Aim: Please rewrite every line of the rows below, changing each "Healthy plant tissue" to "Uninfected plant tissue" and leaving everything else the same.

Data for the task:

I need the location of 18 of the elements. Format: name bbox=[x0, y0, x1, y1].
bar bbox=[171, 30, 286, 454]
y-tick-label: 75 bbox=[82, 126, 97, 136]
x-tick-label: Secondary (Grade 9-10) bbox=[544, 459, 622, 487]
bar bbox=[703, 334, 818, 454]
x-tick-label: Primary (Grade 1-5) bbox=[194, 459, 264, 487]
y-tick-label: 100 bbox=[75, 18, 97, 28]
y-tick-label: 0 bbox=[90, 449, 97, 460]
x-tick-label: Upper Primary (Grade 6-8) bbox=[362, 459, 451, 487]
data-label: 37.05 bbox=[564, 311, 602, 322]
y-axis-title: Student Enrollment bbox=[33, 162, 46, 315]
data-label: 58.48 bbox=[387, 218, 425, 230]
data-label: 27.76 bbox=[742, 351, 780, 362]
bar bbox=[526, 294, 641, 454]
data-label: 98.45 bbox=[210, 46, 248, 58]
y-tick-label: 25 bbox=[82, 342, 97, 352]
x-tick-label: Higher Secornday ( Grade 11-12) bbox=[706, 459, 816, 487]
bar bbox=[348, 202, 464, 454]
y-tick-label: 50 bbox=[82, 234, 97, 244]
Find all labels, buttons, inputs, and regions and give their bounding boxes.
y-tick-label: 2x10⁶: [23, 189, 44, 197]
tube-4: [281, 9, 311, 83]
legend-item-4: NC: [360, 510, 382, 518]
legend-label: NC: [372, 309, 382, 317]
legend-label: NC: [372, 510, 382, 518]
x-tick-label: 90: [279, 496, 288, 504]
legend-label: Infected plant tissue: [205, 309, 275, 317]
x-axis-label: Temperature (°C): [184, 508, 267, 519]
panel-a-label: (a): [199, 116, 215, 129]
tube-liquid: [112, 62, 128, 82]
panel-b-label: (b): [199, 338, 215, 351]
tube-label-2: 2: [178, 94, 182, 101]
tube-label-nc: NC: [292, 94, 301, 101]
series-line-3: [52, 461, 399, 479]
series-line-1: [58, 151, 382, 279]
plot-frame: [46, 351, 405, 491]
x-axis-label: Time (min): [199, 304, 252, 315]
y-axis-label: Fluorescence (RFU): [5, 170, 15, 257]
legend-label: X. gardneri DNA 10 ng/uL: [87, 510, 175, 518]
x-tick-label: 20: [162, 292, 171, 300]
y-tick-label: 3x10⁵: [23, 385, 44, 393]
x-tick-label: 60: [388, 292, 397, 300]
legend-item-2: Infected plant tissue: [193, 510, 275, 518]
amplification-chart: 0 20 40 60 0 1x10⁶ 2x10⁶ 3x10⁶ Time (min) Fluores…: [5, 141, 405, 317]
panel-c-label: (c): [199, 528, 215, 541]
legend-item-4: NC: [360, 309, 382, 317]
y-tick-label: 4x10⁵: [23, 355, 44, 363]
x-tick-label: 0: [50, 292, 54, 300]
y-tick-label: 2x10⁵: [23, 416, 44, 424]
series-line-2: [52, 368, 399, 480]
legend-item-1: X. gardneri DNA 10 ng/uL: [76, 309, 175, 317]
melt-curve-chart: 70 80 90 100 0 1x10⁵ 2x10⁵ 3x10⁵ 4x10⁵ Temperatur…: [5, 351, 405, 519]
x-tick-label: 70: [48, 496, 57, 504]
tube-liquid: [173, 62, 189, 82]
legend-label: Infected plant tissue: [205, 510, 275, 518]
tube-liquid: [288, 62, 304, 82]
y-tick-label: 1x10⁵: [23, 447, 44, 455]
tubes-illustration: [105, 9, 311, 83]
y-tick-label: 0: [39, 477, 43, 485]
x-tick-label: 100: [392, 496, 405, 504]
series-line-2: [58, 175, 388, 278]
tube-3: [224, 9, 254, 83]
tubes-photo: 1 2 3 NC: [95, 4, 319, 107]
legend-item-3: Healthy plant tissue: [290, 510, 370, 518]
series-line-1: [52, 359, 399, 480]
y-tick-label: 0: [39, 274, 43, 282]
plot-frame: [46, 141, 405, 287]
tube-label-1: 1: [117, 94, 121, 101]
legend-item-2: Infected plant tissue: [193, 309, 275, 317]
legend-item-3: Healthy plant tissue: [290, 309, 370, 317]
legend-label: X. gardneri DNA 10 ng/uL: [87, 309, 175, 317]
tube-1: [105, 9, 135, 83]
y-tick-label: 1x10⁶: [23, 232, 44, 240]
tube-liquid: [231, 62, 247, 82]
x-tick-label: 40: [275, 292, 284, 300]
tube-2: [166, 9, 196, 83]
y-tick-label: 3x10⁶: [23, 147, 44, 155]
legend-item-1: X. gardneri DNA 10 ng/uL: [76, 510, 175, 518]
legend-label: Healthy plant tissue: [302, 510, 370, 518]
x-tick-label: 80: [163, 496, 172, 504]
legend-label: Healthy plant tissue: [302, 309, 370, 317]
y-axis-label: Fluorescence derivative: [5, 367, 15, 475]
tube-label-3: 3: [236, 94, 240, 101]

Task solution:
I need the location of 18 of the elements. Format: name bbox=[x0, y0, x1, y1].
bar bbox=[171, 30, 286, 454]
y-tick-label: 75 bbox=[82, 126, 97, 136]
x-tick-label: Secondary (Grade 9-10) bbox=[544, 459, 622, 487]
bar bbox=[703, 334, 818, 454]
x-tick-label: Primary (Grade 1-5) bbox=[194, 459, 264, 487]
y-tick-label: 100 bbox=[75, 18, 97, 28]
y-tick-label: 0 bbox=[90, 449, 97, 460]
x-tick-label: Upper Primary (Grade 6-8) bbox=[362, 459, 451, 487]
data-label: 37.05 bbox=[564, 311, 602, 322]
y-axis-title: Student Enrollment bbox=[33, 162, 46, 315]
data-label: 58.48 bbox=[387, 218, 425, 230]
data-label: 27.76 bbox=[742, 351, 780, 362]
bar bbox=[526, 294, 641, 454]
data-label: 98.45 bbox=[210, 46, 248, 58]
y-tick-label: 25 bbox=[82, 342, 97, 352]
x-tick-label: Higher Secornday ( Grade 11-12) bbox=[706, 459, 816, 487]
bar bbox=[348, 202, 464, 454]
y-tick-label: 50 bbox=[82, 234, 97, 244]
Find all labels, buttons, inputs, and regions and give their bounding boxes.
y-tick-label: 2x10⁶: [23, 189, 44, 197]
tube-4: [281, 9, 311, 83]
legend-item-4: NC: [360, 510, 382, 518]
legend-label: NC: [372, 309, 382, 317]
legend-label: NC: [372, 510, 382, 518]
x-tick-label: 90: [279, 496, 288, 504]
legend-label: Infected plant tissue: [205, 309, 275, 317]
x-axis-label: Temperature (°C): [184, 508, 267, 519]
panel-a-label: (a): [199, 116, 215, 129]
tube-liquid: [112, 62, 128, 82]
panel-b-label: (b): [199, 338, 215, 351]
tube-label-2: 2: [178, 94, 182, 101]
tube-label-nc: NC: [292, 94, 301, 101]
series-line-3: [52, 461, 399, 479]
series-line-1: [58, 151, 382, 279]
plot-frame: [46, 351, 405, 491]
x-axis-label: Time (min): [199, 304, 252, 315]
y-axis-label: Fluorescence (RFU): [5, 170, 15, 257]
legend-label: X. gardneri DNA 10 ng/uL: [87, 510, 175, 518]
x-tick-label: 20: [162, 292, 171, 300]
y-tick-label: 3x10⁵: [23, 385, 44, 393]
x-tick-label: 60: [388, 292, 397, 300]
legend-item-2: Infected plant tissue: [193, 510, 275, 518]
amplification-chart: 0 20 40 60 0 1x10⁶ 2x10⁶ 3x10⁶ Time (min) Fluores…: [5, 141, 405, 317]
panel-c-label: (c): [199, 528, 215, 541]
legend-item-4: NC: [360, 309, 382, 317]
y-tick-label: 4x10⁵: [23, 355, 44, 363]
x-tick-label: 0: [50, 292, 54, 300]
y-tick-label: 2x10⁵: [23, 416, 44, 424]
series-line-2: [52, 368, 399, 480]
legend-item-1: X. gardneri DNA 10 ng/uL: [76, 309, 175, 317]
melt-curve-chart: 70 80 90 100 0 1x10⁵ 2x10⁵ 3x10⁵ 4x10⁵ Temperatur…: [5, 351, 405, 519]
x-tick-label: 70: [48, 496, 57, 504]
tube-liquid: [173, 62, 189, 82]
legend-label: Infected plant tissue: [205, 510, 275, 518]
tube-liquid: [288, 62, 304, 82]
y-tick-label: 1x10⁵: [23, 447, 44, 455]
tubes-illustration: [105, 9, 311, 83]
y-tick-label: 0: [39, 477, 43, 485]
x-tick-label: 100: [392, 496, 405, 504]
series-line-2: [58, 175, 388, 278]
tube-3: [224, 9, 254, 83]
tubes-photo: 1 2 3 NC: [95, 4, 319, 107]
legend-item-3: Uninfected plant tissue: [290, 510, 370, 518]
series-line-1: [52, 359, 399, 480]
y-tick-label: 0: [39, 274, 43, 282]
plot-frame: [46, 141, 405, 287]
tube-label-1: 1: [117, 94, 121, 101]
legend-item-2: Infected plant tissue: [193, 309, 275, 317]
legend-item-3: Uninfected plant tissue: [290, 309, 370, 317]
legend-label: X. gardneri DNA 10 ng/uL: [87, 309, 175, 317]
tube-1: [105, 9, 135, 83]
y-tick-label: 1x10⁶: [23, 232, 44, 240]
tube-liquid: [231, 62, 247, 82]
x-tick-label: 40: [275, 292, 284, 300]
tube-2: [166, 9, 196, 83]
y-tick-label: 3x10⁶: [23, 147, 44, 155]
legend-item-1: X. gardneri DNA 10 ng/uL: [76, 510, 175, 518]
legend-label: Uninfected plant tissue: [302, 510, 370, 518]
x-tick-label: 80: [163, 496, 172, 504]
legend-label: Uninfected plant tissue: [302, 309, 370, 317]
y-axis-label: Fluorescence derivative: [5, 367, 15, 475]
tube-label-3: 3: [236, 94, 240, 101]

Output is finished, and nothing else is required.